Records for this exercise:
* BEGIN *

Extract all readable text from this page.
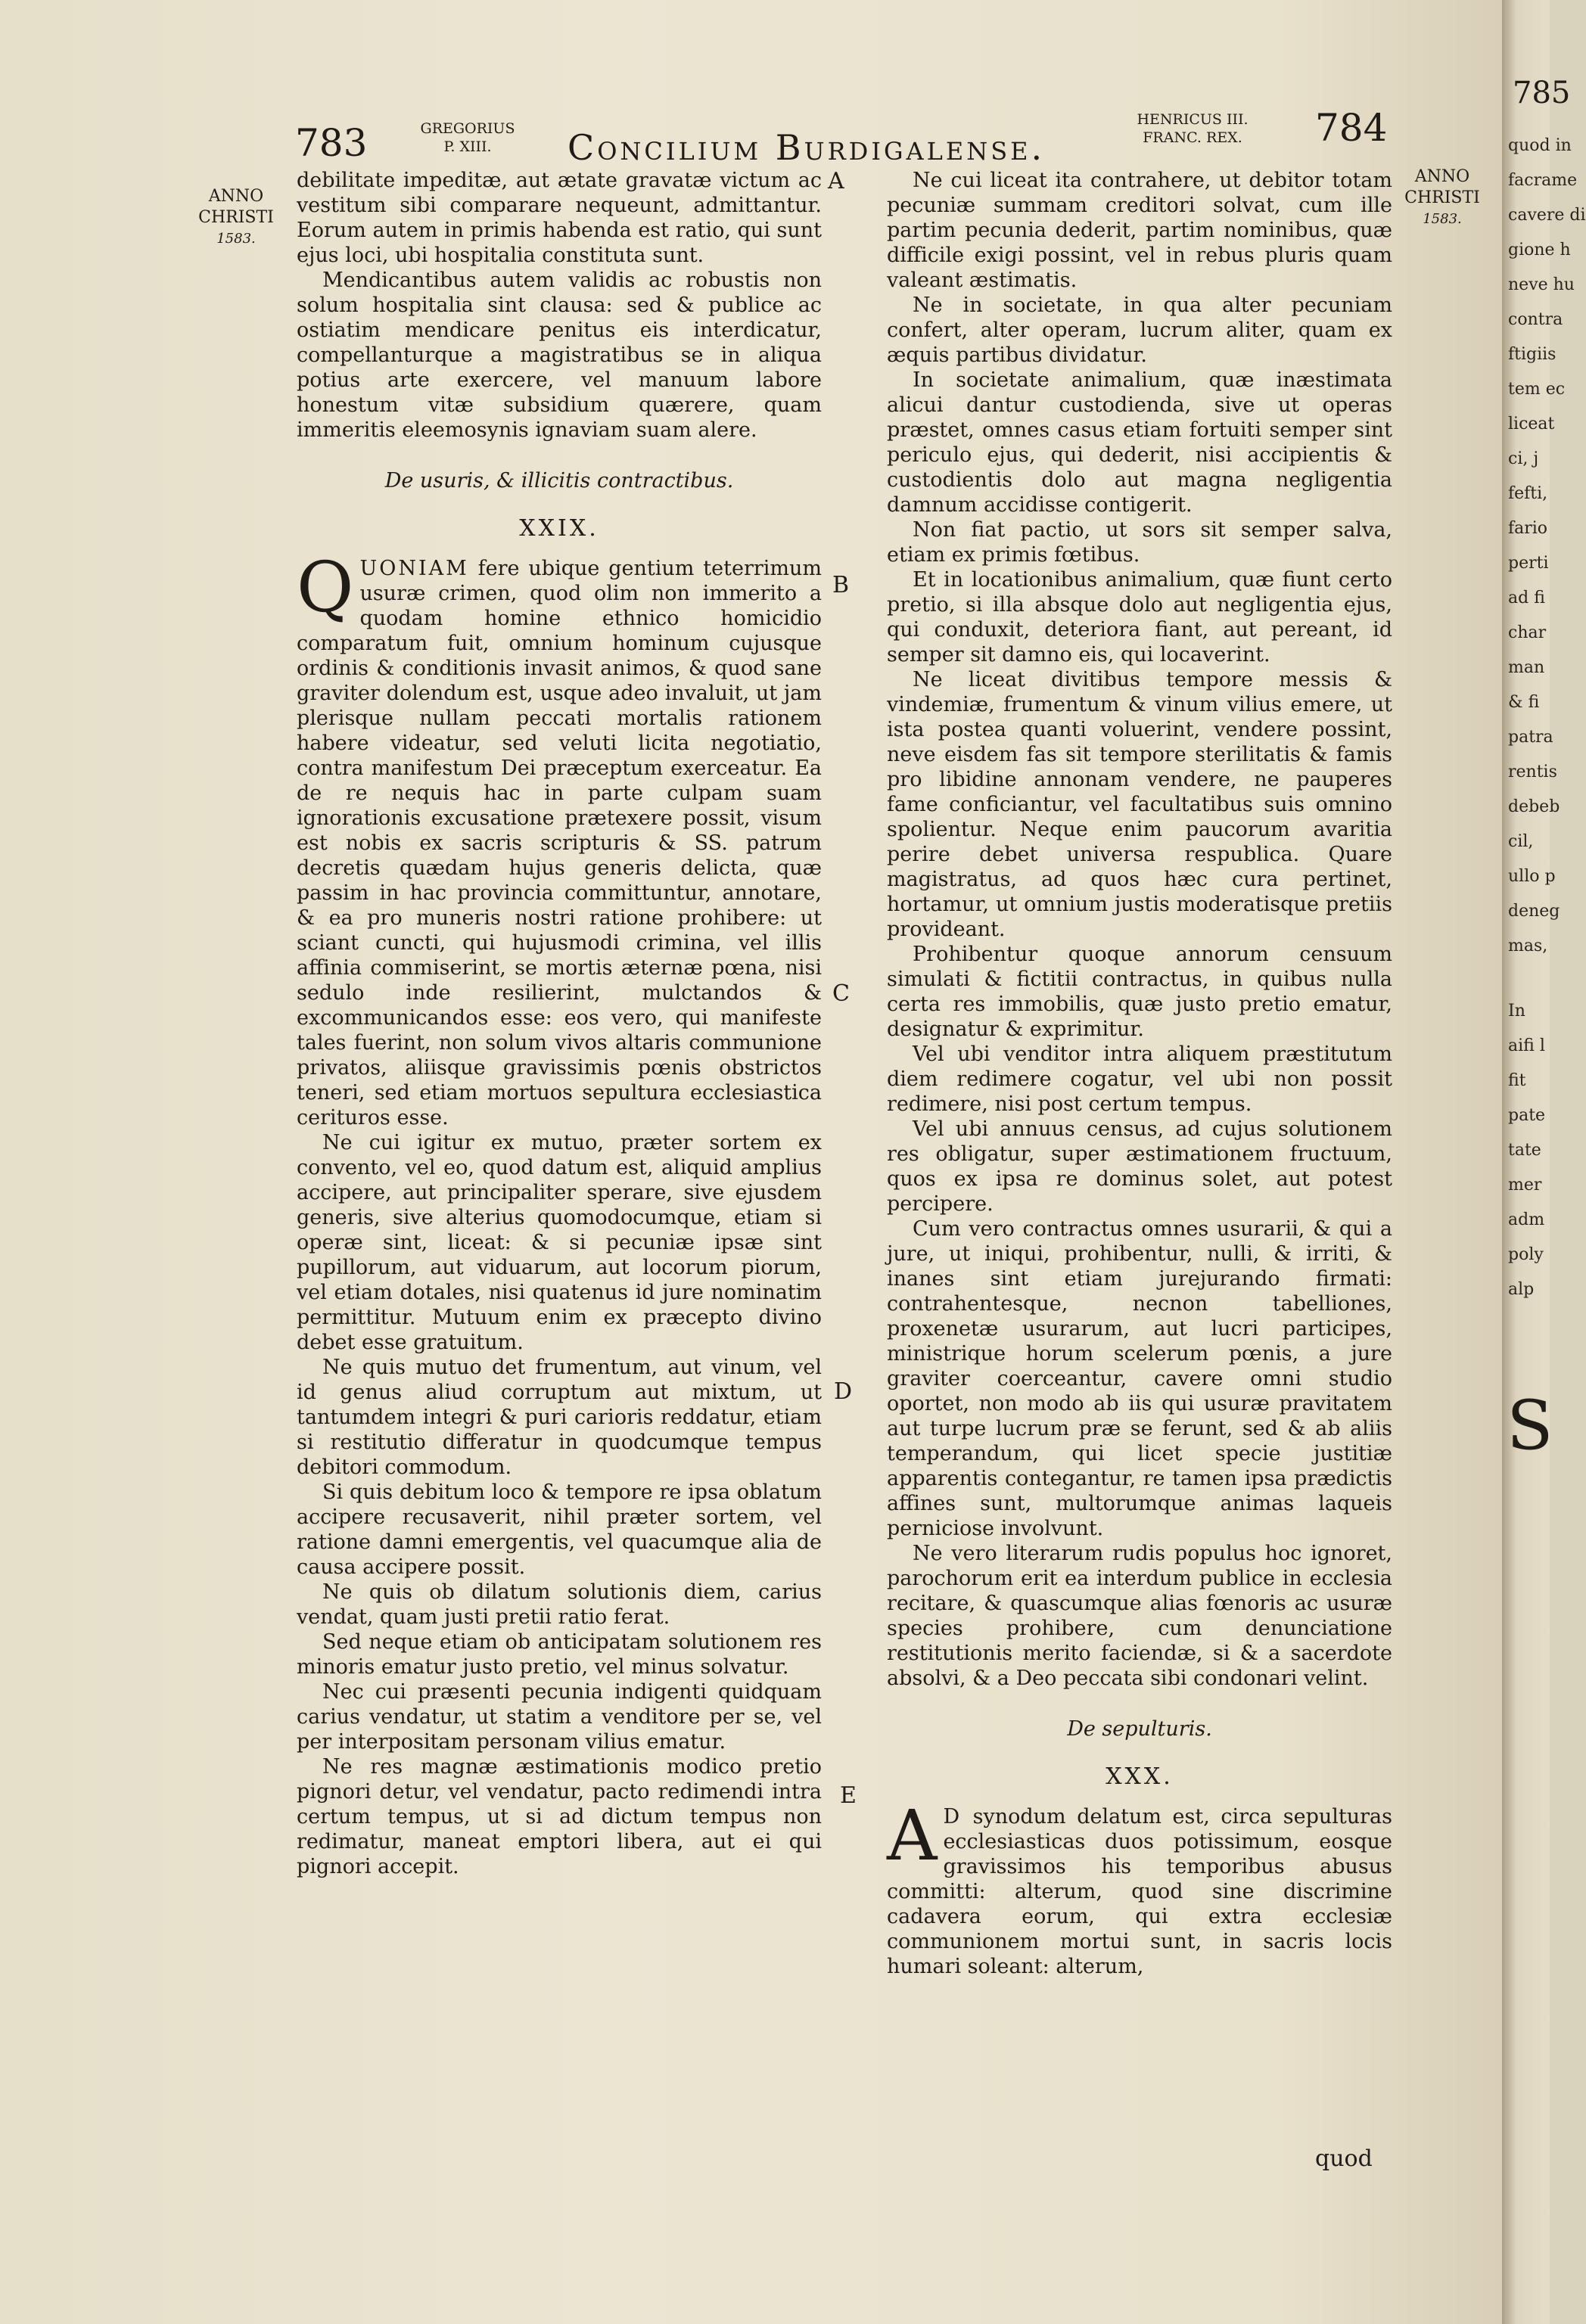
783	GREGORIUS
P. XIII.	Concilium Burdigalense.
HENRICUS III.
FRANC. REX.	784
ANNO
CHRISTI
1583.
ANNO
CHRISTI
1583.
A
B
C
D
E

debilitate impeditæ, aut ætate gravatæ victum ac vestitum sibi comparare nequeunt, admittantur. Eorum autem in primis habenda est ratio, qui sunt ejus loci, ubi hospitalia constituta sunt.

Mendicantibus autem validis ac robustis non solum hospitalia sint clausa: sed & publice ac ostiatim mendicare penitus eis interdicatur, compellanturque a magistratibus se in aliqua potius arte exercere, vel manuum labore honestum vitæ subsidium quærere, quam immeritis eleemosynis ignaviam suam alere.

De usuris, & illicitis contractibus.

XXIX.

QUONIAM fere ubique gentium teterrimum usuræ crimen, quod olim non immerito a quodam homine ethnico homicidio comparatum fuit, omnium hominum cujusque ordinis & conditionis invasit animos, & quod sane graviter dolendum est, usque adeo invaluit, ut jam plerisque nullam peccati mortalis rationem habere videatur, sed veluti licita negotiatio, contra manifestum Dei præceptum exerceatur. Ea de re nequis hac in parte culpam suam ignorationis excusatione prætexere possit, visum est nobis ex sacris scripturis & SS. patrum decretis quædam hujus generis delicta, quæ passim in hac provincia committuntur, annotare, & ea pro muneris nostri ratione prohibere: ut sciant cuncti, qui hujusmodi crimina, vel illis affinia commiserint, se mortis æternæ pœna, nisi sedulo inde resilierint, mulctandos & excommunicandos esse: eos vero, qui manifeste tales fuerint, non solum vivos altaris communione privatos, aliisque gravissimis pœnis obstrictos teneri, sed etiam mortuos sepultura ecclesiastica cerituros esse.

Ne cui igitur ex mutuo, præter sortem ex convento, vel eo, quod datum est, aliquid amplius accipere, aut principaliter sperare, sive ejusdem generis, sive alterius quomodocumque, etiam si operæ sint, liceat: & si pecuniæ ipsæ sint pupillorum, aut viduarum, aut locorum piorum, vel etiam dotales, nisi quatenus id jure nominatim permittitur. Mutuum enim ex præcepto divino debet esse gratuitum.

Ne quis mutuo det frumentum, aut vinum, vel id genus aliud corruptum aut mixtum, ut tantumdem integri & puri carioris reddatur, etiam si restitutio differatur in quodcumque tempus debitori commodum.

Si quis debitum loco & tempore re ipsa oblatum accipere recusaverit, nihil præter sortem, vel ratione damni emergentis, vel quacumque alia de causa accipere possit.

Ne quis ob dilatum solutionis diem, carius vendat, quam justi pretii ratio ferat.

Sed neque etiam ob anticipatam solutionem res minoris ematur justo pretio, vel minus solvatur.

Nec cui præsenti pecunia indigenti quidquam carius vendatur, ut statim a venditore per se, vel per interpositam personam vilius ematur.

Ne res magnæ æstimationis modico pretio pignori detur, vel vendatur, pacto redimendi intra certum tempus, ut si ad dictum tempus non redimatur, maneat emptori libera, aut ei qui pignori accepit.

Ne cui liceat ita contrahere, ut debitor totam pecuniæ summam creditori solvat, cum ille partim pecunia dederit, partim nominibus, quæ difficile exigi possint, vel in rebus pluris quam valeant æstimatis.

Ne in societate, in qua alter pecuniam confert, alter operam, lucrum aliter, quam ex æquis partibus dividatur.

In societate animalium, quæ inæstimata alicui dantur custodienda, sive ut operas præstet, omnes casus etiam fortuiti semper sint periculo ejus, qui dederit, nisi accipientis & custodientis dolo aut magna negligentia damnum accidisse contigerit.

Non fiat pactio, ut sors sit semper salva, etiam ex primis fœtibus.

Et in locationibus animalium, quæ fiunt certo pretio, si illa absque dolo aut negligentia ejus, qui conduxit, deteriora fiant, aut pereant, id semper sit damno eis, qui locaverint.

Ne liceat divitibus tempore messis & vindemiæ, frumentum & vinum vilius emere, ut ista postea quanti voluerint, vendere possint, neve eisdem fas sit tempore sterilitatis & famis pro libidine annonam vendere, ne pauperes fame conficiantur, vel facultatibus suis omnino spolientur. Neque enim paucorum avaritia perire debet universa respublica. Quare magistratus, ad quos hæc cura pertinet, hortamur, ut omnium justis moderatisque pretiis provideant.

Prohibentur quoque annorum censuum simulati & fictitii contractus, in quibus nulla certa res immobilis, quæ justo pretio ematur, designatur & exprimitur.

Vel ubi venditor intra aliquem præstitutum diem redimere cogatur, vel ubi non possit redimere, nisi post certum tempus.

Vel ubi annuus census, ad cujus solutionem res obligatur, super æstimationem fructuum, quos ex ipsa re dominus solet, aut potest percipere.

Cum vero contractus omnes usurarii, & qui a jure, ut iniqui, prohibentur, nulli, & irriti, & inanes sint etiam jurejurando firmati: contrahentesque, necnon tabelliones, proxenetæ usurarum, aut lucri participes, ministrique horum scelerum pœnis, a jure graviter coerceantur, cavere omni studio oportet, non modo ab iis qui usuræ pravitatem aut turpe lucrum præ se ferunt, sed & ab aliis temperandum, qui licet specie justitiæ apparentis contegantur, re tamen ipsa prædictis affines sunt, multorumque animas laqueis perniciose involvunt.

Ne vero literarum rudis populus hoc ignoret, parochorum erit ea interdum publice in ecclesia recitare, & quascumque alias fœnoris ac usuræ species prohibere, cum denunciatione restitutionis merito faciendæ, si & a sacerdote absolvi, & a Deo peccata sibi condonari velint.

De sepulturis.

XXX.

A D synodum delatum est, circa sepulturas ecclesiasticas duos potissimum, eosque gravissimos his temporibus abusus committi: alterum, quod sine discrimine cadavera eorum, qui extra ecclesiæ communionem mortui sunt, in sacris locis humari soleant: alterum,

quod
785
quod in
facrame
cavere di
gione h
neve hu
contra
ftigiis
tem ec
liceat
ci, j
fefti,
fario
perti
ad fi
char
man
& fi
patra
rentis
debeb
cil,
ullo p
deneg
mas,
In
aifi l
fit
pate
tate
mer
adm
poly
alp
S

* END *

Prompt: Work out how many lines above contain the word "justo". Give only the number.

Reply: 2